> [Written request]
Transcribe everything in the data word for word. Pictures are left out.

(Dataset rows)
________

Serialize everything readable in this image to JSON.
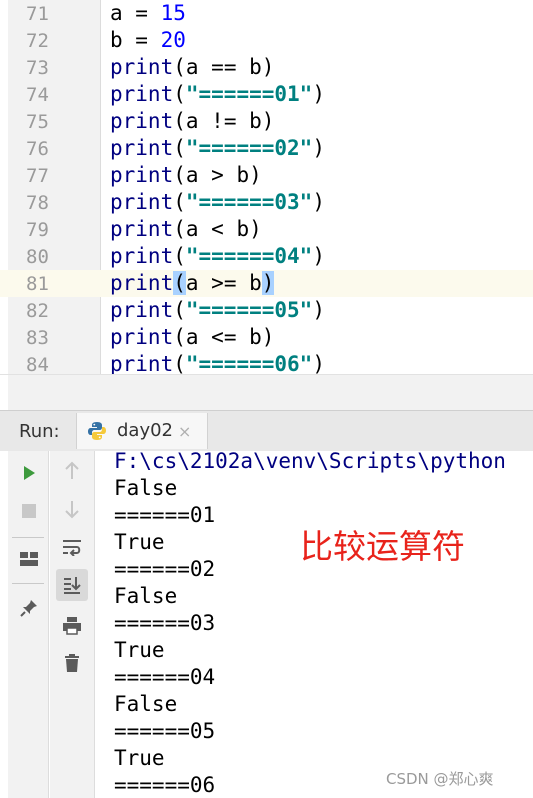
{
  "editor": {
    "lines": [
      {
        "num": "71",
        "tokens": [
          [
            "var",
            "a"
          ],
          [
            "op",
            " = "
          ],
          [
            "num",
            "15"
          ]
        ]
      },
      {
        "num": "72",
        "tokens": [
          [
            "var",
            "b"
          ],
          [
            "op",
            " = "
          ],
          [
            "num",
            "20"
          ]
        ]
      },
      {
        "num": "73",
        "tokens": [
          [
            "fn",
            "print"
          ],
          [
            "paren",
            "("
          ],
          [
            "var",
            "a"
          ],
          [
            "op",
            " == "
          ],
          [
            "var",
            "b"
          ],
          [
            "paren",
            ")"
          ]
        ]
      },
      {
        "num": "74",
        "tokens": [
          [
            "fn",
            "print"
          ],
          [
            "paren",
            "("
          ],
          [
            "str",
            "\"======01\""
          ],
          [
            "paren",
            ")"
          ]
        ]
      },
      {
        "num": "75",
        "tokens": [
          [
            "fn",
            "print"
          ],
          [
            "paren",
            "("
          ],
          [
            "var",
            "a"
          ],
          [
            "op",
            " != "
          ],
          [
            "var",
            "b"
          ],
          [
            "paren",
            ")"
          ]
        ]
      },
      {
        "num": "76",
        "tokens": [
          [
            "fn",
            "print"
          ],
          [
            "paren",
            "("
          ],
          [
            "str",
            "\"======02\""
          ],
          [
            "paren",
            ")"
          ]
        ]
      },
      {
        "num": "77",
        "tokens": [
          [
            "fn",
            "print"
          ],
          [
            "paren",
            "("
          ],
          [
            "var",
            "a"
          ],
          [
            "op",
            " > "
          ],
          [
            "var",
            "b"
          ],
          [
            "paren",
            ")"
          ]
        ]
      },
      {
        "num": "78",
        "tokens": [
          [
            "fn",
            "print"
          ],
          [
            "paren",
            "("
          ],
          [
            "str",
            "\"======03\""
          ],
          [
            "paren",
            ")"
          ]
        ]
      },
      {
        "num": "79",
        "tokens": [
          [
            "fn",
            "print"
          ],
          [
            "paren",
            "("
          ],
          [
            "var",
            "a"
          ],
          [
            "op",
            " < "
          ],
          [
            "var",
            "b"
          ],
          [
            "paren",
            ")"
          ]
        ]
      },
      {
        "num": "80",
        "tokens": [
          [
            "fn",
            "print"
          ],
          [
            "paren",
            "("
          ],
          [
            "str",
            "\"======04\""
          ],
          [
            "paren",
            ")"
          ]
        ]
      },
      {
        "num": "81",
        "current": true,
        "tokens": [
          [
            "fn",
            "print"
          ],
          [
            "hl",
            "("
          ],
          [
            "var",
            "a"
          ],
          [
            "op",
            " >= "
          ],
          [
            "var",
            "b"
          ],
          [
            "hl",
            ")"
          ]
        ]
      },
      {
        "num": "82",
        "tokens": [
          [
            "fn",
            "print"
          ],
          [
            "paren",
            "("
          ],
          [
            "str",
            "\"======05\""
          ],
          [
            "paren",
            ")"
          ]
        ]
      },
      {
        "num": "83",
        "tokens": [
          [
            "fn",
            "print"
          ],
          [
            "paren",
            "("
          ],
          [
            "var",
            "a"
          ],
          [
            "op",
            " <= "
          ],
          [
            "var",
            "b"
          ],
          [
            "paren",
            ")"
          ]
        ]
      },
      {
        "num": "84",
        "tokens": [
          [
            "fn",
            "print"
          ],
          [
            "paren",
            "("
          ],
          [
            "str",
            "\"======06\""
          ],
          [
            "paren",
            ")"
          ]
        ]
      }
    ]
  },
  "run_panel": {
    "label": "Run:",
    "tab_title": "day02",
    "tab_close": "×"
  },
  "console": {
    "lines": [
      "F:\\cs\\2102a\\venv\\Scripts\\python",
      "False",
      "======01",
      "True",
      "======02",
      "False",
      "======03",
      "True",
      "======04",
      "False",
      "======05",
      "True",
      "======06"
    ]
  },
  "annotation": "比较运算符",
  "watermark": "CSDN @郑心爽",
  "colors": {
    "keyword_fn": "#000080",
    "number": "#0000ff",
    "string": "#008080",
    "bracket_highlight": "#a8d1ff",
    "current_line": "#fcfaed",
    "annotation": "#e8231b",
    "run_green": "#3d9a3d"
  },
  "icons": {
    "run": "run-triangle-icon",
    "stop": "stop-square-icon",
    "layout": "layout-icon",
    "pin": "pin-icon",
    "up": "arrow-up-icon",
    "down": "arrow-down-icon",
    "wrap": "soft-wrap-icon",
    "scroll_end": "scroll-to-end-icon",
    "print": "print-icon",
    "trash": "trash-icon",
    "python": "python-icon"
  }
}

________

> [Solution to this exercise]
Serialize everything readable in this image to JSON.
{
  "editor": {
    "lines": [
      {
        "num": "71",
        "tokens": [
          [
            "var",
            "a"
          ],
          [
            "op",
            " = "
          ],
          [
            "num",
            "15"
          ]
        ]
      },
      {
        "num": "72",
        "tokens": [
          [
            "var",
            "b"
          ],
          [
            "op",
            " = "
          ],
          [
            "num",
            "20"
          ]
        ]
      },
      {
        "num": "73",
        "tokens": [
          [
            "fn",
            "print"
          ],
          [
            "paren",
            "("
          ],
          [
            "var",
            "a"
          ],
          [
            "op",
            " == "
          ],
          [
            "var",
            "b"
          ],
          [
            "paren",
            ")"
          ]
        ]
      },
      {
        "num": "74",
        "tokens": [
          [
            "fn",
            "print"
          ],
          [
            "paren",
            "("
          ],
          [
            "str",
            "\"======01\""
          ],
          [
            "paren",
            ")"
          ]
        ]
      },
      {
        "num": "75",
        "tokens": [
          [
            "fn",
            "print"
          ],
          [
            "paren",
            "("
          ],
          [
            "var",
            "a"
          ],
          [
            "op",
            " != "
          ],
          [
            "var",
            "b"
          ],
          [
            "paren",
            ")"
          ]
        ]
      },
      {
        "num": "76",
        "tokens": [
          [
            "fn",
            "print"
          ],
          [
            "paren",
            "("
          ],
          [
            "str",
            "\"======02\""
          ],
          [
            "paren",
            ")"
          ]
        ]
      },
      {
        "num": "77",
        "tokens": [
          [
            "fn",
            "print"
          ],
          [
            "paren",
            "("
          ],
          [
            "var",
            "a"
          ],
          [
            "op",
            " > "
          ],
          [
            "var",
            "b"
          ],
          [
            "paren",
            ")"
          ]
        ]
      },
      {
        "num": "78",
        "tokens": [
          [
            "fn",
            "print"
          ],
          [
            "paren",
            "("
          ],
          [
            "str",
            "\"======03\""
          ],
          [
            "paren",
            ")"
          ]
        ]
      },
      {
        "num": "79",
        "tokens": [
          [
            "fn",
            "print"
          ],
          [
            "paren",
            "("
          ],
          [
            "var",
            "a"
          ],
          [
            "op",
            " < "
          ],
          [
            "var",
            "b"
          ],
          [
            "paren",
            ")"
          ]
        ]
      },
      {
        "num": "80",
        "tokens": [
          [
            "fn",
            "print"
          ],
          [
            "paren",
            "("
          ],
          [
            "str",
            "\"======04\""
          ],
          [
            "paren",
            ")"
          ]
        ]
      },
      {
        "num": "81",
        "current": true,
        "tokens": [
          [
            "fn",
            "print"
          ],
          [
            "hl",
            "("
          ],
          [
            "var",
            "a"
          ],
          [
            "op",
            " >= "
          ],
          [
            "var",
            "b"
          ],
          [
            "hl",
            ")"
          ]
        ]
      },
      {
        "num": "82",
        "tokens": [
          [
            "fn",
            "print"
          ],
          [
            "paren",
            "("
          ],
          [
            "str",
            "\"======05\""
          ],
          [
            "paren",
            ")"
          ]
        ]
      },
      {
        "num": "83",
        "tokens": [
          [
            "fn",
            "print"
          ],
          [
            "paren",
            "("
          ],
          [
            "var",
            "a"
          ],
          [
            "op",
            " <= "
          ],
          [
            "var",
            "b"
          ],
          [
            "paren",
            ")"
          ]
        ]
      },
      {
        "num": "84",
        "tokens": [
          [
            "fn",
            "print"
          ],
          [
            "paren",
            "("
          ],
          [
            "str",
            "\"======06\""
          ],
          [
            "paren",
            ")"
          ]
        ]
      }
    ]
  },
  "run_panel": {
    "label": "Run:",
    "tab_title": "day02",
    "tab_close": "×"
  },
  "console": {
    "lines": [
      "F:\\cs\\2102a\\venv\\Scripts\\python",
      "False",
      "======01",
      "True",
      "======02",
      "False",
      "======03",
      "True",
      "======04",
      "False",
      "======05",
      "True",
      "======06"
    ]
  },
  "annotation": "比较运算符",
  "watermark": "CSDN @郑心爽",
  "colors": {
    "keyword_fn": "#000080",
    "number": "#0000ff",
    "string": "#008080",
    "bracket_highlight": "#a8d1ff",
    "current_line": "#fcfaed",
    "annotation": "#e8231b",
    "run_green": "#3d9a3d"
  },
  "icons": {
    "run": "run-triangle-icon",
    "stop": "stop-square-icon",
    "layout": "layout-icon",
    "pin": "pin-icon",
    "up": "arrow-up-icon",
    "down": "arrow-down-icon",
    "wrap": "soft-wrap-icon",
    "scroll_end": "scroll-to-end-icon",
    "print": "print-icon",
    "trash": "trash-icon",
    "python": "python-icon"
  }
}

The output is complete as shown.